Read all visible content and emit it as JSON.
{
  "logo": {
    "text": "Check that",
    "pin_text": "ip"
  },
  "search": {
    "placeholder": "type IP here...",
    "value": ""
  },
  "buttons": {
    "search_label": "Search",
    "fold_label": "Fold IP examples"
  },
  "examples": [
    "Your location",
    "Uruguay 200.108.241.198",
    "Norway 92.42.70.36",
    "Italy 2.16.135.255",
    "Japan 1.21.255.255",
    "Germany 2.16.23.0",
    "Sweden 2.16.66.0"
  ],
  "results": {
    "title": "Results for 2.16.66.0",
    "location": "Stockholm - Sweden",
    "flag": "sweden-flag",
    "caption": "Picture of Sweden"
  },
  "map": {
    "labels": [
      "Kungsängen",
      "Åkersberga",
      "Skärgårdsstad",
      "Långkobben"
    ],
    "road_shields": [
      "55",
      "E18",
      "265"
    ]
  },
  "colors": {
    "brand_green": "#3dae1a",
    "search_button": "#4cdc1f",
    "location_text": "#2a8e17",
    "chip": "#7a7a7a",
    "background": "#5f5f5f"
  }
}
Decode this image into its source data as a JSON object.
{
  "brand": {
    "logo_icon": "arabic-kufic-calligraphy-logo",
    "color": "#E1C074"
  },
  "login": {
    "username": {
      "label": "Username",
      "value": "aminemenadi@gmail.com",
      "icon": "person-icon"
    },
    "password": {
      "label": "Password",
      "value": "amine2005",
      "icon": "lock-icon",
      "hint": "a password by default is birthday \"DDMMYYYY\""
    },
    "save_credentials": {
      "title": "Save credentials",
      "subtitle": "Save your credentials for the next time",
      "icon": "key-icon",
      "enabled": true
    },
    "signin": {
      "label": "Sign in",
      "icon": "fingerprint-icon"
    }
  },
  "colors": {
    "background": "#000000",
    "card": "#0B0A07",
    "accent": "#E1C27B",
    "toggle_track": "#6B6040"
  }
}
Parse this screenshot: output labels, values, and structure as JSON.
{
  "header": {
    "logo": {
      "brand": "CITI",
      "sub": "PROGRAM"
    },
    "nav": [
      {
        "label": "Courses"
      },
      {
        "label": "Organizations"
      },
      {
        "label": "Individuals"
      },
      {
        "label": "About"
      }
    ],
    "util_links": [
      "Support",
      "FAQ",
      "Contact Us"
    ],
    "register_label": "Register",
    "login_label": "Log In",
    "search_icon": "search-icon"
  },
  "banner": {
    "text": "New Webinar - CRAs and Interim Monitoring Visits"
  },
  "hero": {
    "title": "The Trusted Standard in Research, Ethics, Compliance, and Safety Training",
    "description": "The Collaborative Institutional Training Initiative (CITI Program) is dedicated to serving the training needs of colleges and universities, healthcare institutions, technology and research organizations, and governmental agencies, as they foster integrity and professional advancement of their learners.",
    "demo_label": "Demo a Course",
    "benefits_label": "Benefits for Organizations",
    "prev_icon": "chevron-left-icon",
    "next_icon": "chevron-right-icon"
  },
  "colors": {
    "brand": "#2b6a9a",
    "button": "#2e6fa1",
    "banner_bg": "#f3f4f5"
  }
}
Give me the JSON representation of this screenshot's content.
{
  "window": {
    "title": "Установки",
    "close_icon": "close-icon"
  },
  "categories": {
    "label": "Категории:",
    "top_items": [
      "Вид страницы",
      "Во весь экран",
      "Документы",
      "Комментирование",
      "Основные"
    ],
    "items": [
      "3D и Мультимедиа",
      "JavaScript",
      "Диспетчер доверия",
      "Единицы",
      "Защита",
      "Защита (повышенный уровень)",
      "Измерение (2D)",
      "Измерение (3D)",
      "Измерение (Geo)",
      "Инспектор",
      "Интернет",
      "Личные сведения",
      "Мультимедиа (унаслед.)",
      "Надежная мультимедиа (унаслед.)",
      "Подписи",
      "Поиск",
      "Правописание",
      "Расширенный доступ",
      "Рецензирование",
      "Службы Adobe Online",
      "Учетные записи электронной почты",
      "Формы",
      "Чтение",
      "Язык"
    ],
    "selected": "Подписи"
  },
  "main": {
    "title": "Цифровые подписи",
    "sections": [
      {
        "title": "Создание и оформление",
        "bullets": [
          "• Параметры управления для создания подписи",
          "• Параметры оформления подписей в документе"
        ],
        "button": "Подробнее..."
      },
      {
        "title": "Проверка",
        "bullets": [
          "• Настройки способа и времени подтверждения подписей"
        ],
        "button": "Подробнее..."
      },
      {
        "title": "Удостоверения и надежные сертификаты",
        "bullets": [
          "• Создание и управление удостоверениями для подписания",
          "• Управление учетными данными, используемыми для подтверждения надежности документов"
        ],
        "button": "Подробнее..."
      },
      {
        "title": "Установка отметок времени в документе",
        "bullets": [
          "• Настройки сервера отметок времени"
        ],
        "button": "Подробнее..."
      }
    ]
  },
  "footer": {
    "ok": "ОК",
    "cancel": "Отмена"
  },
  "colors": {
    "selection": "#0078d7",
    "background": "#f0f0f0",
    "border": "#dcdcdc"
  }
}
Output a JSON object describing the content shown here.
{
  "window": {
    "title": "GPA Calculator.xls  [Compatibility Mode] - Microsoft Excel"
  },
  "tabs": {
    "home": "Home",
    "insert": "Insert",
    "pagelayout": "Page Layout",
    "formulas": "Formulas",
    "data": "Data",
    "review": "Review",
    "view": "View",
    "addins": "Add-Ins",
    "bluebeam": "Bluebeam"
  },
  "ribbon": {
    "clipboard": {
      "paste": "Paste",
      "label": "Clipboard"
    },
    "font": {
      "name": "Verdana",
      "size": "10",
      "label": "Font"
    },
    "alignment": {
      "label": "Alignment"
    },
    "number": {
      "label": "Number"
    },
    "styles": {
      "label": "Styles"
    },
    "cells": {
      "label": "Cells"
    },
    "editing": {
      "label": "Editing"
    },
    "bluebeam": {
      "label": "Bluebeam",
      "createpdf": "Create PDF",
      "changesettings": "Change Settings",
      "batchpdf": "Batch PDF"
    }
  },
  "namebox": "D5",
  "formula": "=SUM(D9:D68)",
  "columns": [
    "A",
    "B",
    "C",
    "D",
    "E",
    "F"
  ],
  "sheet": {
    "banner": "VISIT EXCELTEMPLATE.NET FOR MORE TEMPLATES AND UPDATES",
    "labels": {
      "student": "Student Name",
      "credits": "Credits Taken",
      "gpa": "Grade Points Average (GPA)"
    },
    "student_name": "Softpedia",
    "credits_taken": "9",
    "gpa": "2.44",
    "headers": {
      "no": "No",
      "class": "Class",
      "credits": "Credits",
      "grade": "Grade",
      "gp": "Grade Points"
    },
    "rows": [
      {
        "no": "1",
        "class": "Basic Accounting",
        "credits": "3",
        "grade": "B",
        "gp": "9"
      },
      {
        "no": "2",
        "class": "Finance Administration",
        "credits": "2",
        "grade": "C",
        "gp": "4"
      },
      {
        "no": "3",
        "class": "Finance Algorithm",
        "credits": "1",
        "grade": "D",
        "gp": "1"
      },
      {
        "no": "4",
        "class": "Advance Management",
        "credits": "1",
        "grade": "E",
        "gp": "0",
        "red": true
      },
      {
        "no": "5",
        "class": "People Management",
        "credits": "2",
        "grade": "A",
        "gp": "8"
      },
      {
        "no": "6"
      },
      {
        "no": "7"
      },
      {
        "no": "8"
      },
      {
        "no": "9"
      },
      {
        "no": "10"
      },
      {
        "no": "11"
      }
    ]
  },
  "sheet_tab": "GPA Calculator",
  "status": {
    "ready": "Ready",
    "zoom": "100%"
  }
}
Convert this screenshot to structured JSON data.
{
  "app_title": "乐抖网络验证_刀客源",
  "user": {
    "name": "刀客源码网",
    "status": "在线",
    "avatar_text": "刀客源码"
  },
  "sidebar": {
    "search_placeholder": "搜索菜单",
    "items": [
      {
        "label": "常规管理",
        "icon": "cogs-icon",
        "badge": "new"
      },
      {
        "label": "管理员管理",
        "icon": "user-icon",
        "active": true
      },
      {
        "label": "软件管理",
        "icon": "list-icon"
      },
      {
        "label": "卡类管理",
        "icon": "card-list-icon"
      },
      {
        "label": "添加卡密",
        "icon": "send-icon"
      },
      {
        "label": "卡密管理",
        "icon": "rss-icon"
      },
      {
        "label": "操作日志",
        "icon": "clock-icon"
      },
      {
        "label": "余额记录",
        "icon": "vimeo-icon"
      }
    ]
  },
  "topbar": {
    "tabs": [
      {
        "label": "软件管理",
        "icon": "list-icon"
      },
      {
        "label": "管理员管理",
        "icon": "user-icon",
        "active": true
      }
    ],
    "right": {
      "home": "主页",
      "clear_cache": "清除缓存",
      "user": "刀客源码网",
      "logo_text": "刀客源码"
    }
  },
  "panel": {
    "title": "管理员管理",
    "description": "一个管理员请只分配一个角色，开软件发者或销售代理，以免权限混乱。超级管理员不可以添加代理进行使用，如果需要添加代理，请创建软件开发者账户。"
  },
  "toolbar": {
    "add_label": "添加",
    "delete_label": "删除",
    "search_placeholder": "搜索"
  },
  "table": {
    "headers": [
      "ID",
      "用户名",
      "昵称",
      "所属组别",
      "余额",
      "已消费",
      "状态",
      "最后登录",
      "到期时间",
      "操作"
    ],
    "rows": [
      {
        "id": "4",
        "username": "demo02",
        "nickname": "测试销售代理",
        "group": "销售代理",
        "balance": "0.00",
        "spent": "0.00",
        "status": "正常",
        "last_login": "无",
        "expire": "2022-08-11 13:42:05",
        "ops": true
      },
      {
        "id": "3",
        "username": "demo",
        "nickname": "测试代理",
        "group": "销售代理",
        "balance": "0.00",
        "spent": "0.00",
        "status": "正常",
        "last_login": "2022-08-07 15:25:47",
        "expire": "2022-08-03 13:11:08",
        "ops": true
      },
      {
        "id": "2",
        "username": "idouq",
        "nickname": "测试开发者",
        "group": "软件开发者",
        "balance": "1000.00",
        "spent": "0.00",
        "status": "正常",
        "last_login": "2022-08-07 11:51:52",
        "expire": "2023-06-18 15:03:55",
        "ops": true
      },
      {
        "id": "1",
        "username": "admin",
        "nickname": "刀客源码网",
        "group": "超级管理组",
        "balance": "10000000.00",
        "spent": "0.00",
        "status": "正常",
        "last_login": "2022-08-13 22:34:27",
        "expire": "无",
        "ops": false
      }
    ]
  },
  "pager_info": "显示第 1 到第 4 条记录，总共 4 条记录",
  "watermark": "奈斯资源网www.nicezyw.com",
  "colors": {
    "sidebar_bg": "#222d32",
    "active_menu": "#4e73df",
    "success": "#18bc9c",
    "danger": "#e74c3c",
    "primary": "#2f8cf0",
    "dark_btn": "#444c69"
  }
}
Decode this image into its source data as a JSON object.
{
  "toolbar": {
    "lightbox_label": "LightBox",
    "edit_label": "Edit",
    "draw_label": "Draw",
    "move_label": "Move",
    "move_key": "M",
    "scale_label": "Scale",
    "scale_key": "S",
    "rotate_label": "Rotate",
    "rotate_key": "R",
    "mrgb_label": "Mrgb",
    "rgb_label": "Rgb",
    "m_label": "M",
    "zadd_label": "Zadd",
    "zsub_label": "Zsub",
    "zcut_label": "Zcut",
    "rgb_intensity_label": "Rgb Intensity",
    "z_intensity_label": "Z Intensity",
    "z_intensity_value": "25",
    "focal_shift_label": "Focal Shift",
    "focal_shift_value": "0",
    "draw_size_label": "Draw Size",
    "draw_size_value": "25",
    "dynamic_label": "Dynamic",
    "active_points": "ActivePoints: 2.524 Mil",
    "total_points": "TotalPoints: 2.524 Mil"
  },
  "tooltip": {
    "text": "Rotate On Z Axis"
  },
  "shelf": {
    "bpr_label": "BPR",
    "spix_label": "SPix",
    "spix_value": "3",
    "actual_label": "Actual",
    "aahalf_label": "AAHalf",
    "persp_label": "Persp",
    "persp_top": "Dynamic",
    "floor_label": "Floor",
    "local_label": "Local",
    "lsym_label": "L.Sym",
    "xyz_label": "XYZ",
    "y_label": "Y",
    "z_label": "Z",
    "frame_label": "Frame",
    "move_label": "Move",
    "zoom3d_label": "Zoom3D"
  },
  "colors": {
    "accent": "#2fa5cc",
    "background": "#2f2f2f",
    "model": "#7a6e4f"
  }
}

- - - - - - -

Aim of the task ::
Pull out every line holding "времени" from the records above, and copy it.

Response to this exercise ::
          "• Настройки способа и времени подтверждения подписей"
        "title": "Установка отметок времени в документе",
          "• Настройки сервера отметок времени"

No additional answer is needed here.